Courtesy of Ciao, Gloria

“On the savory side we have the BEC or PEC which are our egg sandwiches,” Poliafito said. “The BEC is a bacon, egg, and cheese on a house-made brioche, and the PEC is a prosciutto scamorza cheese and egg on a brioche. It’s kind of an interplay of my background which is half American, half Italian.”

Poliafito adds that all of the sandwiches at Ciao, Gloria are made on homemade focaccia bread and he plans to introduce a riff on an Italian hero/muffuletta sandwich in the coming weeks.

For Ciao, Gloria’s Culinary Director he hired Baked’s former head baker, Ginger Fisher Baldwin, who left to start a family shortly after Poliafito’s departure. The pair worked closely together on creating a fresh menu for the new café.

Courtesy of Ciao, Gloria

“On the sweet side we have a pistachio croissant, that we make in-house,” Poliafito said. “It’s a pistachio cream-filled croissant. Italy has the cornetti which are like a softer, sweeter version of a croissant, but I tend to like croissants more.”

The pastry case was filled with an array of tempting treats on Saturday, including cookies, biscotti, lemon bars, crumb cake, carrot cake, a crostata (Italian baked tart), and a lemon ciambellone (Italian ring cake). Poliafito adds that Baldwin also created an almond plum torte that is “knock-your-socks-off great,” as well as a new take on a Baked favorite, the brownie. “The brownie we have here is a cocoa brownie and it’s incredible. It’s more chocolatey.”

● ● ● ● ● ● ●

## Task
Do these statements agree with the Ciao, Gloria article? (a) Poliafito prefers cornetti to croissants. (b) Ginger Fisher Baldwin previously worked as head baker at Baked. (c) The brownie at Ciao, Gloria is a cocoa brownie. For each, answer yes or no and quote the deciding words. Answer from the Ciao, Gloria article alone.

## Data block

● ● ● ● ● ● ●

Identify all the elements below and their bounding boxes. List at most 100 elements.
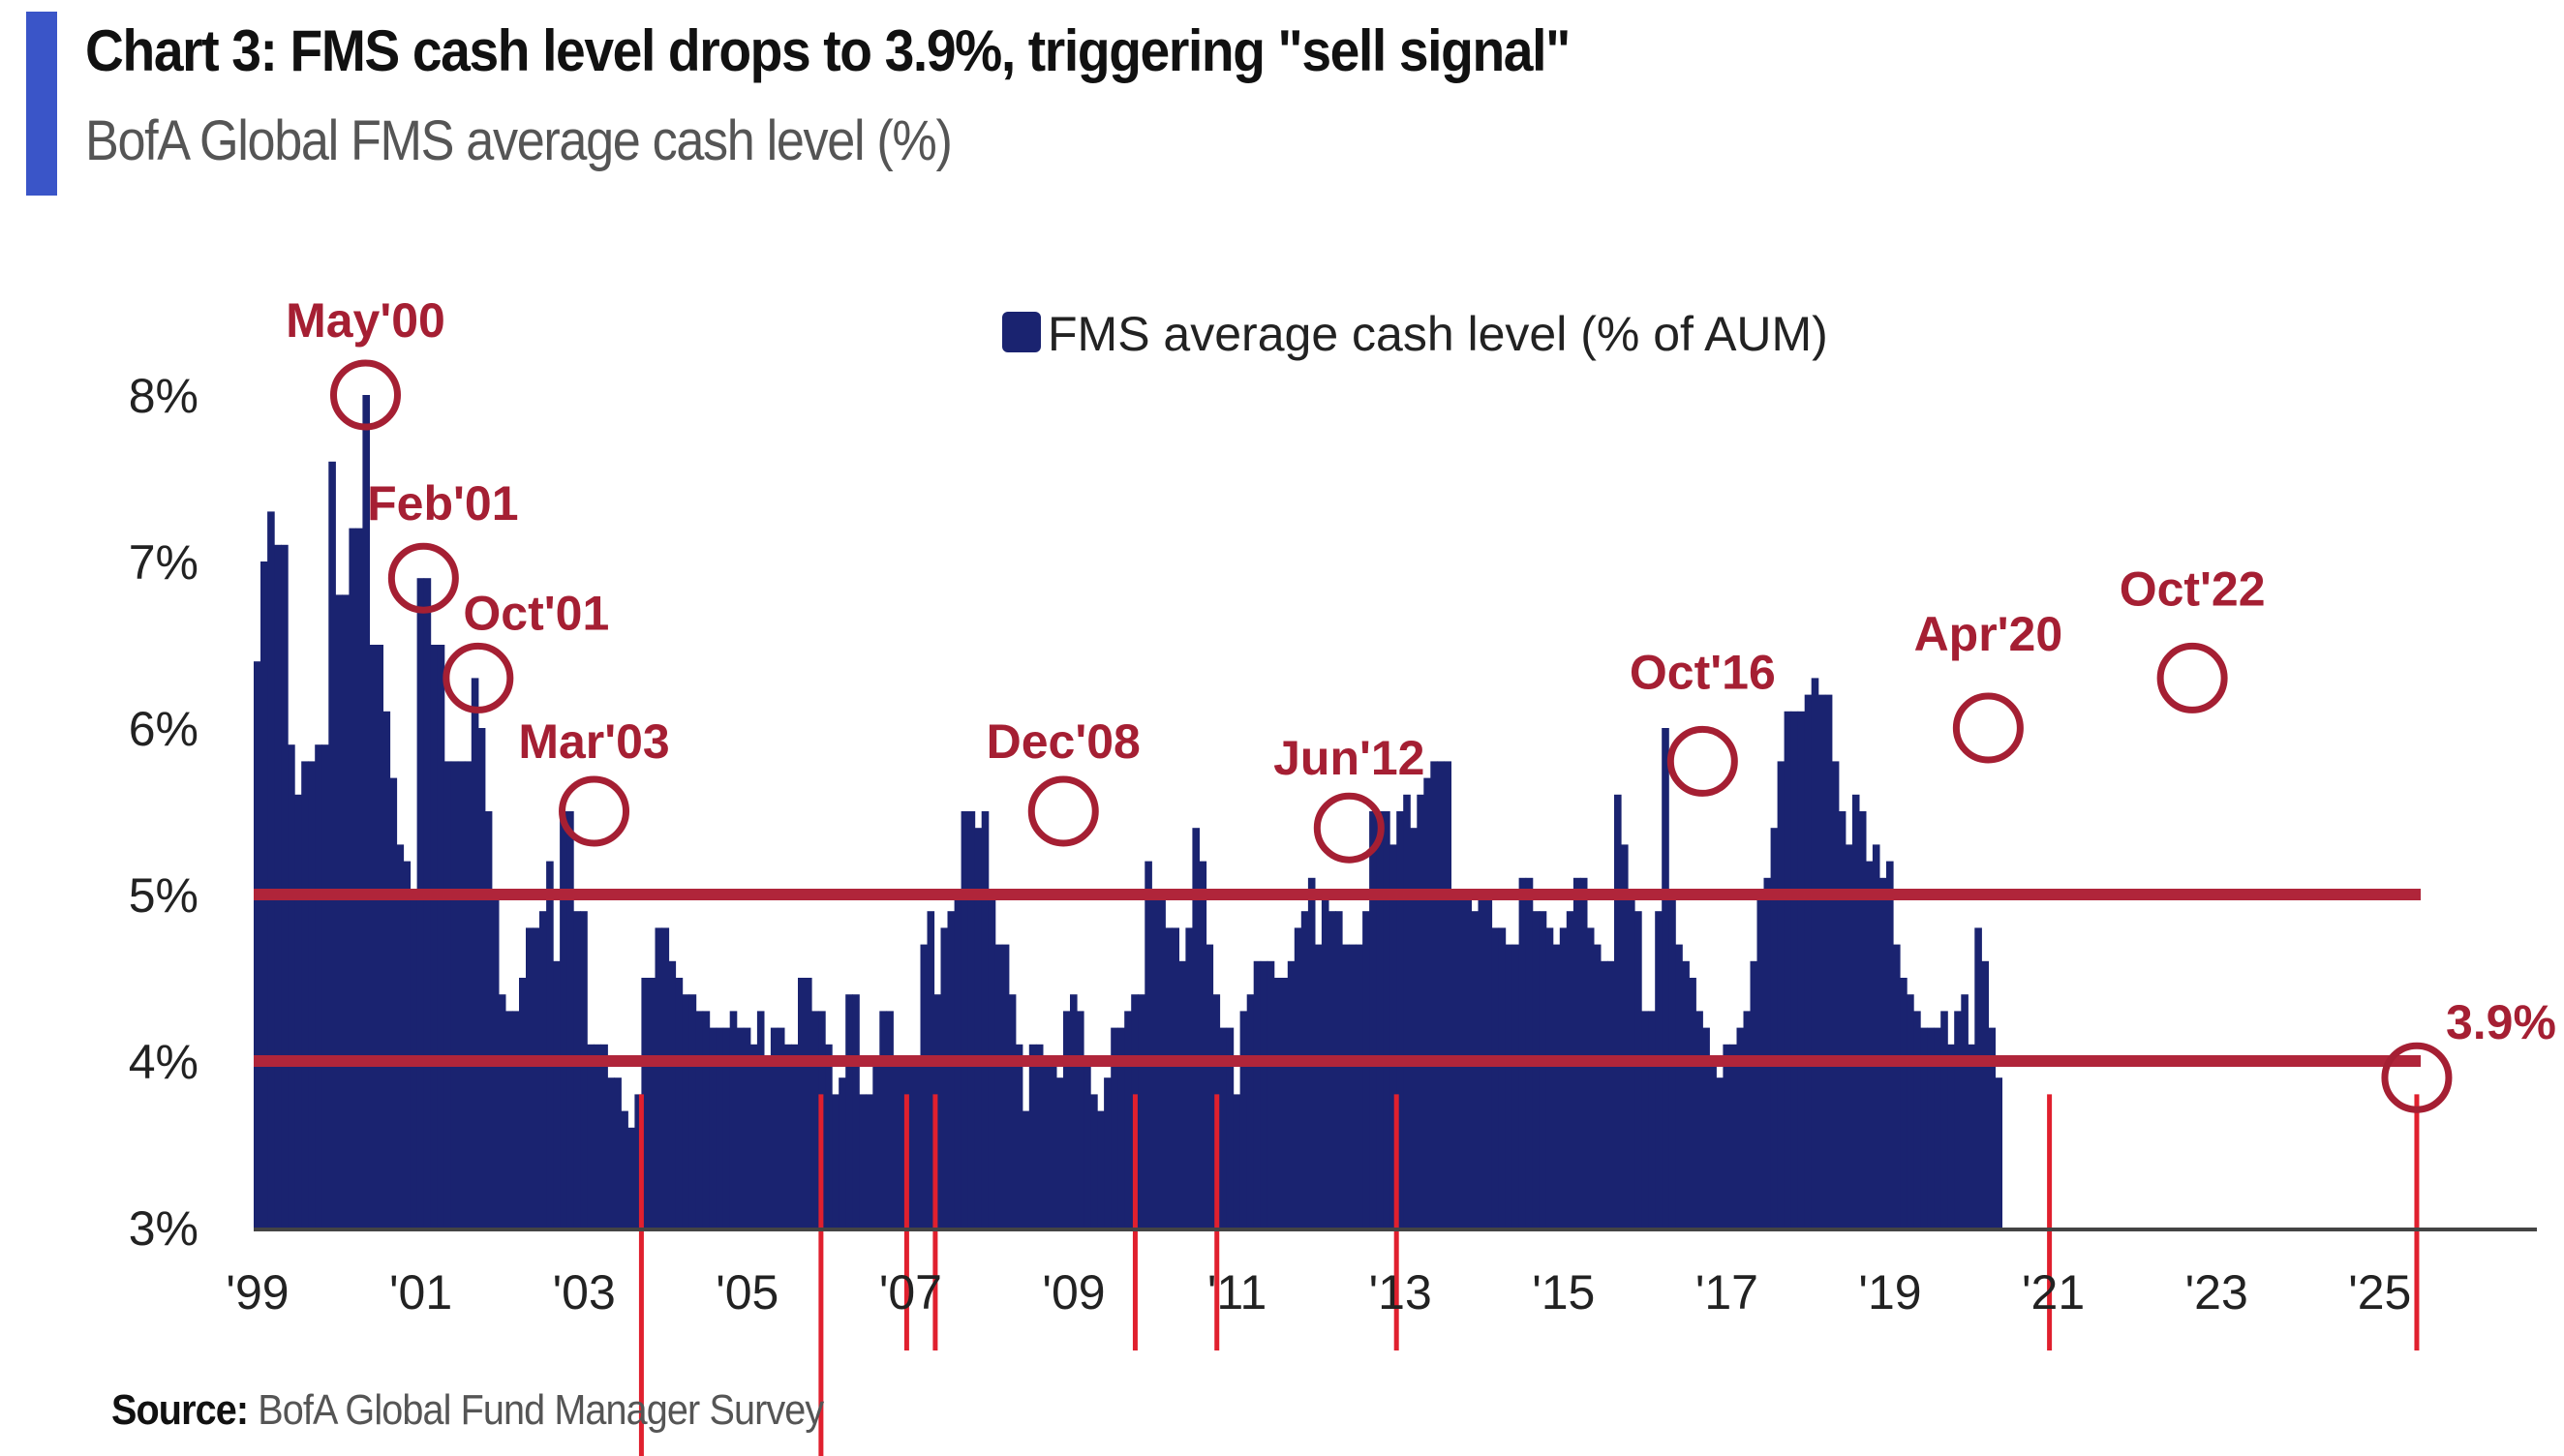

● ● ● ● ● ● ●

## Expected answer
(a) No: "but I tend to like croissants more."
(b) Yes: "Baked’s former head baker, Ginger Fisher Baldwin"
(c) Yes: "The brownie we have here is a cocoa brownie"